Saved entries
# # # # #
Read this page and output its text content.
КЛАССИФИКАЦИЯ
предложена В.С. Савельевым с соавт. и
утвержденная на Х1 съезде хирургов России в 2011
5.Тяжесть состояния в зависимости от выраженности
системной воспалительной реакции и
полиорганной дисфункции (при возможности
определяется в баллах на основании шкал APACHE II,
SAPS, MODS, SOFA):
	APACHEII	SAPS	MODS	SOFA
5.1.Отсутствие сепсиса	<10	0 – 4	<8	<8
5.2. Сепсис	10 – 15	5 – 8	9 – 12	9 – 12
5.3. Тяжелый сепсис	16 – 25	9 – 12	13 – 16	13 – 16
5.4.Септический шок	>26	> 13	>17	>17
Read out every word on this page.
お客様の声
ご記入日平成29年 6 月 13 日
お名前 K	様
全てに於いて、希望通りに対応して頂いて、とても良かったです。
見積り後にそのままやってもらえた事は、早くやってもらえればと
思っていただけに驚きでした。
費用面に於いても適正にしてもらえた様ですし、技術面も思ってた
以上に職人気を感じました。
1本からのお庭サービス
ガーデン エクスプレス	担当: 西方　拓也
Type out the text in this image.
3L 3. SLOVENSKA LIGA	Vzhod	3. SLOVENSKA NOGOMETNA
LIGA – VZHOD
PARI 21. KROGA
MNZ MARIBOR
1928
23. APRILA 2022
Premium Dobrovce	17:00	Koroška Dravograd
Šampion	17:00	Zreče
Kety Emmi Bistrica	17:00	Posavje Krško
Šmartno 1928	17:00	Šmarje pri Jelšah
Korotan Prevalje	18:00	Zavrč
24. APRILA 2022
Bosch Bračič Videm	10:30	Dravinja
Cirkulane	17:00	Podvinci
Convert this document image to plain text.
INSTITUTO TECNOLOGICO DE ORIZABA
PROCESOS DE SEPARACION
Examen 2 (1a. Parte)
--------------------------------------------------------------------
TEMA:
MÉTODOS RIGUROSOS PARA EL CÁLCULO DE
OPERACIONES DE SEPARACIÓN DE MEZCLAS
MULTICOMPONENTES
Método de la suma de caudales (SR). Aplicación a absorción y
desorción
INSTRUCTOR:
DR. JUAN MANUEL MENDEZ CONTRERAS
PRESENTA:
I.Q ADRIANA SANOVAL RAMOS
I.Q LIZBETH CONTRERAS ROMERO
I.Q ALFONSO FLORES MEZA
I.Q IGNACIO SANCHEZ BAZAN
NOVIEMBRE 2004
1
# # # # #
Write out the entries above once more, without altering anything.

Read this page and output its text content.
КЛАССИФИКАЦИЯ
предложена В.С. Савельевым с соавт. и
утвержденная на Х1 съезде хирургов России в 2011
5.Тяжесть состояния в зависимости от выраженности
системной воспалительной реакции и
полиорганной дисфункции (при возможности
определяется в баллах на основании шкал APACHE II,
SAPS, MODS, SOFA):
	APACHEII	SAPS	MODS	SOFA
5.1.Отсутствие сепсиса	<10	0 – 4	<8	<8
5.2. Сепсис	10 – 15	5 – 8	9 – 12	9 – 12
5.3. Тяжелый сепсис	16 – 25	9 – 12	13 – 16	13 – 16
5.4.Септический шок	>26	> 13	>17	>17
Read out every word on this page.
お客様の声
ご記入日平成29年 6 月 13 日
お名前 K	様
全てに於いて、希望通りに対応して頂いて、とても良かったです。
見積り後にそのままやってもらえた事は、早くやってもらえればと
思っていただけに驚きでした。
費用面に於いても適正にしてもらえた様ですし、技術面も思ってた
以上に職人気を感じました。
1本からのお庭サービス
ガーデン エクスプレス	担当: 西方　拓也
Type out the text in this image.
3L 3. SLOVENSKA LIGA	Vzhod	3. SLOVENSKA NOGOMETNA
LIGA – VZHOD
PARI 21. KROGA
MNZ MARIBOR
1928
23. APRILA 2022
Premium Dobrovce	17:00	Koroška Dravograd
Šampion	17:00	Zreče
Kety Emmi Bistrica	17:00	Posavje Krško
Šmartno 1928	17:00	Šmarje pri Jelšah
Korotan Prevalje	18:00	Zavrč
24. APRILA 2022
Bosch Bračič Videm	10:30	Dravinja
Cirkulane	17:00	Podvinci
Convert this document image to plain text.
INSTITUTO TECNOLOGICO DE ORIZABA
PROCESOS DE SEPARACION
Examen 2 (1a. Parte)
--------------------------------------------------------------------
TEMA:
MÉTODOS RIGUROSOS PARA EL CÁLCULO DE
OPERACIONES DE SEPARACIÓN DE MEZCLAS
MULTICOMPONENTES
Método de la suma de caudales (SR). Aplicación a absorción y
desorción
INSTRUCTOR:
DR. JUAN MANUEL MENDEZ CONTRERAS
PRESENTA:
I.Q ADRIANA SANOVAL RAMOS
I.Q LIZBETH CONTRERAS ROMERO
I.Q ALFONSO FLORES MEZA
I.Q IGNACIO SANCHEZ BAZAN
NOVIEMBRE 2004
1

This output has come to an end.